## begin Document passage

First, a heartfelt thank you to 'Gertrude' of CP&S for her kindness in having sent me a copy of the 2011 Benedictine Year Book. It arrived this morning and the first perusal shows details that will enable me to be as up-to-date as possible in the remaining posts of this series. I think about two posts will cover everything I want to say, for the moment at any rate!

'STANBROOK 6' WILL FOLLOW TOMORROW AFTERNOON (It's been a busy day here clearing up after Thursday's plaster-boarding event and in any case I can see from stats that people are still catching up on what I've already posted.) I'm pleased that the subject generates so much interest, but have to plead the time consuming nature of finding stuff on the Internet, of which there seems relatively little, apart from news and many pictures of the new monastery in Wass. Quite a lot about that, but very little comment on the Catholic blogosphere about the build up to the move. Father Tim Hermeneuticalness had two posts (2nd and 13th Feb 2008, a few months before I started this blog) which attempted to draw attention to the Abbey's possible fate; NLM picked up on Fr Tim's posts but after receiving no comments, didn't pursue it thereafter. Catholic Church Conservation had a one line alert, with no explanation; and the BCEW site had a page saying the Community would be moving. When I checked yesterday, the page had been removed. (Perhaps I got that information from DT at Holy Smoke.). And as far as I can see they have not reported on it since.

It seems that Stanbrook had already slipped below the radar of Catholic consciousness, even before the 2002 announcement by Abbess Joanna that the community intended to move. Catholics just don't know about its past glories anymore, and I'm afraid that there are some who couldn't care a fig about their ignorance of it. I was astonished when a dear friend, commented on an early post in this series, that she had never heard of Stanbrook. I know for a fact that she WOULD have cared had she known about it.

So Stanbrook 6 will deal with how, when and why, the English Catholic Church began the inexorable loss of this most valuable female Benedictine part of her heritage. Sure as eggs, it didn't begin when the 22-strong Stanbrook community decided they wanted to go 'green'.

## end Document passage
## begin Entries supplied

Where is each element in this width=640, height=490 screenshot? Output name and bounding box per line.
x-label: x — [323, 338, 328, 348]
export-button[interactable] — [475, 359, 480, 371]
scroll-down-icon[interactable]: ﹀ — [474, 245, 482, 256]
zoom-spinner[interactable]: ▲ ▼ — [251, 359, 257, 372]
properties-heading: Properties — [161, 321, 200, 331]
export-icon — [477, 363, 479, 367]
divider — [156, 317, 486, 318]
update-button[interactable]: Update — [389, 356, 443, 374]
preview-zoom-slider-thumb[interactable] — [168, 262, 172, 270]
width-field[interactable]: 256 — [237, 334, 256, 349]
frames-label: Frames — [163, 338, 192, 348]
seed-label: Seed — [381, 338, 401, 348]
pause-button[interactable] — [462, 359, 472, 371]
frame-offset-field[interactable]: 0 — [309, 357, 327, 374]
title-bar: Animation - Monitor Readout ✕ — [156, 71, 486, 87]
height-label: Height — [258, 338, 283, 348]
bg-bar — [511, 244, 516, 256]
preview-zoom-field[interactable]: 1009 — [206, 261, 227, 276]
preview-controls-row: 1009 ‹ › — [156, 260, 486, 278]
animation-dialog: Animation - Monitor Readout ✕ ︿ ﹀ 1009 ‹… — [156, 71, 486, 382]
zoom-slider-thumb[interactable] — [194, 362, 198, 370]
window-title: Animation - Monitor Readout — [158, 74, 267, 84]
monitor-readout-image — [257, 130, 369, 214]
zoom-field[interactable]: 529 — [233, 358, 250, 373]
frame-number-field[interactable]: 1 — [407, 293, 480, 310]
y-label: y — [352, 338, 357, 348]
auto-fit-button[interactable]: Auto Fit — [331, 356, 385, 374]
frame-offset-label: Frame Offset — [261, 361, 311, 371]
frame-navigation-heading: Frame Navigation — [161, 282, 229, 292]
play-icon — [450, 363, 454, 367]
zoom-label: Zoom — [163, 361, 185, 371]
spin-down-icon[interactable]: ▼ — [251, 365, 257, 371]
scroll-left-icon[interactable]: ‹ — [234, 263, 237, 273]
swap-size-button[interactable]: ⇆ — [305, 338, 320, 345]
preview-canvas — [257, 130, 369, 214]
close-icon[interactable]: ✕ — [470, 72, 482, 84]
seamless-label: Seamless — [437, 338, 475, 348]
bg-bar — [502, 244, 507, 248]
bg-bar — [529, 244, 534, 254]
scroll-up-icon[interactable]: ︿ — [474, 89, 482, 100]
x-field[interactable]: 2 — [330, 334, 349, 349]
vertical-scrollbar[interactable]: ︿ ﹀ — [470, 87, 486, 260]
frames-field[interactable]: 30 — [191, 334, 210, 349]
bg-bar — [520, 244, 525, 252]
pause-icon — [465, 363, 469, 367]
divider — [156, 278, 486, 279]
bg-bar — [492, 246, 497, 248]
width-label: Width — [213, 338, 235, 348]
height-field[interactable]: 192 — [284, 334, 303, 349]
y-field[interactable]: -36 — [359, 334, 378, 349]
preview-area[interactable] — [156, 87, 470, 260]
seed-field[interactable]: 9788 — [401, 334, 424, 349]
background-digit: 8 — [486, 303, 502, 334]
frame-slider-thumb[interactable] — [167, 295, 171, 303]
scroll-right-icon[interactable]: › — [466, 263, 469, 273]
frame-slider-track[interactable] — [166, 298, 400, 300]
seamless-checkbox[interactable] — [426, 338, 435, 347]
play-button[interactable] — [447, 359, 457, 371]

## end Entries supplied

_Stated exercise_
Please say what 'Gertrude' of CP&S sent, according to the blog post about Stanbrook. The records are material separate from the blog post about Stanbrook.

_Response to the task_
A copy of the 2011 Benedictine Year Book.